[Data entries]
########################################
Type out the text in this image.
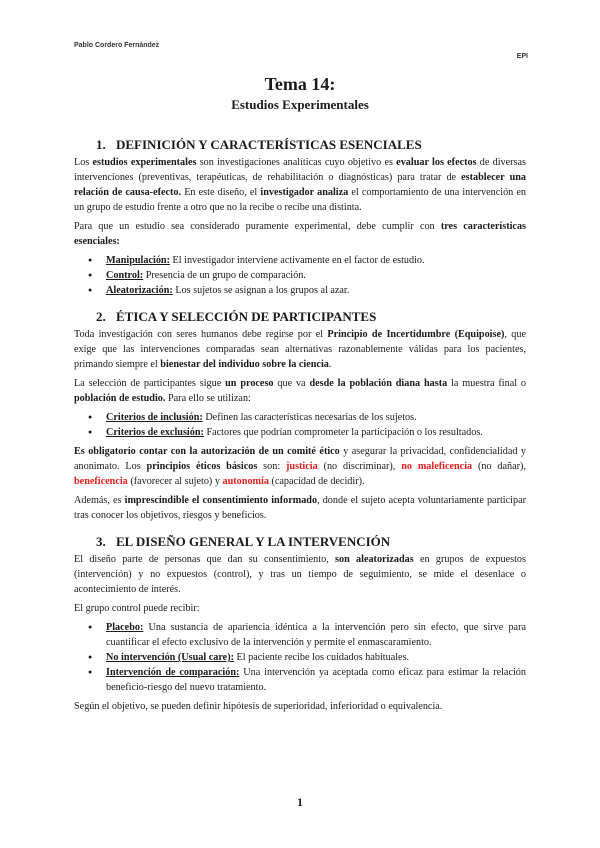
Pablo Cordero Fernández
EPI
Tema 14:
Estudios Experimentales
1. DEFINICIÓN Y CARACTERÍSTICAS ESENCIALES

Los estudios experimentales son investigaciones analíticas cuyo objetivo es evaluar los efectos de diversas intervenciones (preventivas, terapéuticas, de rehabilitación o diagnósticas) para tratar de establecer una relación de causa-efecto. En este diseño, el investigador analiza el comportamiento de una intervención en un grupo de estudio frente a otro que no la recibe o recibe una distinta.

Para que un estudio sea considerado puramente experimental, debe cumplir con tres características esenciales:

● Manipulación: El investigador interviene activamente en el factor de estudio.
● Control: Presencia de un grupo de comparación.
● Aleatorización: Los sujetos se asignan a los grupos al azar.
2. ÉTICA Y SELECCIÓN DE PARTICIPANTES

Toda investigación con seres humanos debe regirse por el Principio de Incertidumbre (Equipoise), que exige que las intervenciones comparadas sean alternativas razonablemente válidas para los pacientes, primando siempre el bienestar del individuo sobre la ciencia.

La selección de participantes sigue un proceso que va desde la población diana hasta la muestra final o población de estudio. Para ello se utilizan:

● Criterios de inclusión: Definen las características necesarias de los sujetos.
● Criterios de exclusión: Factores que podrían comprometer la participación o los resultados.

Es obligatorio contar con la autorización de un comité ético y asegurar la privacidad, confidencialidad y anonimato. Los principios éticos básicos son: justicia (no discriminar), no maleficencia (no dañar), beneficencia (favorecer al sujeto) y autonomía (capacidad de decidir).

Además, es imprescindible el consentimiento informado, donde el sujeto acepta voluntariamente participar tras conocer los objetivos, riesgos y beneficios.

3. EL DISEÑO GENERAL Y LA INTERVENCIÓN

El diseño parte de personas que dan su consentimiento, son aleatorizadas en grupos de expuestos (intervención) y no expuestos (control), y tras un tiempo de seguimiento, se mide el desenlace o acontecimiento de interés.

El grupo control puede recibir:

● Placebo: Una sustancia de apariencia idéntica a la intervención pero sin efecto, que sirve para cuantificar el efecto exclusivo de la intervención y permite el enmascaramiento.
● No intervención (Usual care): El paciente recibe los cuidados habituales.
● Intervención de comparación: Una intervención ya aceptada como eficaz para estimar la relación beneficio-riesgo del nuevo tratamiento.

Según el objetivo, se pueden definir hipótesis de superioridad, inferioridad o equivalencia.

1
########################################
## Written exercise
Do not include images; quote all of the entries above exactly.

## The result
Type out the text in this image.
Pablo Cordero Fernández
EPI
Tema 14:
Estudios Experimentales
1. DEFINICIÓN Y CARACTERÍSTICAS ESENCIALES

Los estudios experimentales son investigaciones analíticas cuyo objetivo es evaluar los efectos de diversas intervenciones (preventivas, terapéuticas, de rehabilitación o diagnósticas) para tratar de establecer una relación de causa-efecto. En este diseño, el investigador analiza el comportamiento de una intervención en un grupo de estudio frente a otro que no la recibe o recibe una distinta.

Para que un estudio sea considerado puramente experimental, debe cumplir con tres características esenciales:

● Manipulación: El investigador interviene activamente en el factor de estudio.
● Control: Presencia de un grupo de comparación.
● Aleatorización: Los sujetos se asignan a los grupos al azar.
2. ÉTICA Y SELECCIÓN DE PARTICIPANTES

Toda investigación con seres humanos debe regirse por el Principio de Incertidumbre (Equipoise), que exige que las intervenciones comparadas sean alternativas razonablemente válidas para los pacientes, primando siempre el bienestar del individuo sobre la ciencia.

La selección de participantes sigue un proceso que va desde la población diana hasta la muestra final o población de estudio. Para ello se utilizan:

● Criterios de inclusión: Definen las características necesarias de los sujetos.
● Criterios de exclusión: Factores que podrían comprometer la participación o los resultados.

Es obligatorio contar con la autorización de un comité ético y asegurar la privacidad, confidencialidad y anonimato. Los principios éticos básicos son: justicia (no discriminar), no maleficencia (no dañar), beneficencia (favorecer al sujeto) y autonomía (capacidad de decidir).

Además, es imprescindible el consentimiento informado, donde el sujeto acepta voluntariamente participar tras conocer los objetivos, riesgos y beneficios.

3. EL DISEÑO GENERAL Y LA INTERVENCIÓN

El diseño parte de personas que dan su consentimiento, son aleatorizadas en grupos de expuestos (intervención) y no expuestos (control), y tras un tiempo de seguimiento, se mide el desenlace o acontecimiento de interés.

El grupo control puede recibir:

● Placebo: Una sustancia de apariencia idéntica a la intervención pero sin efecto, que sirve para cuantificar el efecto exclusivo de la intervención y permite el enmascaramiento.
● No intervención (Usual care): El paciente recibe los cuidados habituales.
● Intervención de comparación: Una intervención ya aceptada como eficaz para estimar la relación beneficio-riesgo del nuevo tratamiento.

Según el objetivo, se pueden definir hipótesis de superioridad, inferioridad o equivalencia.

1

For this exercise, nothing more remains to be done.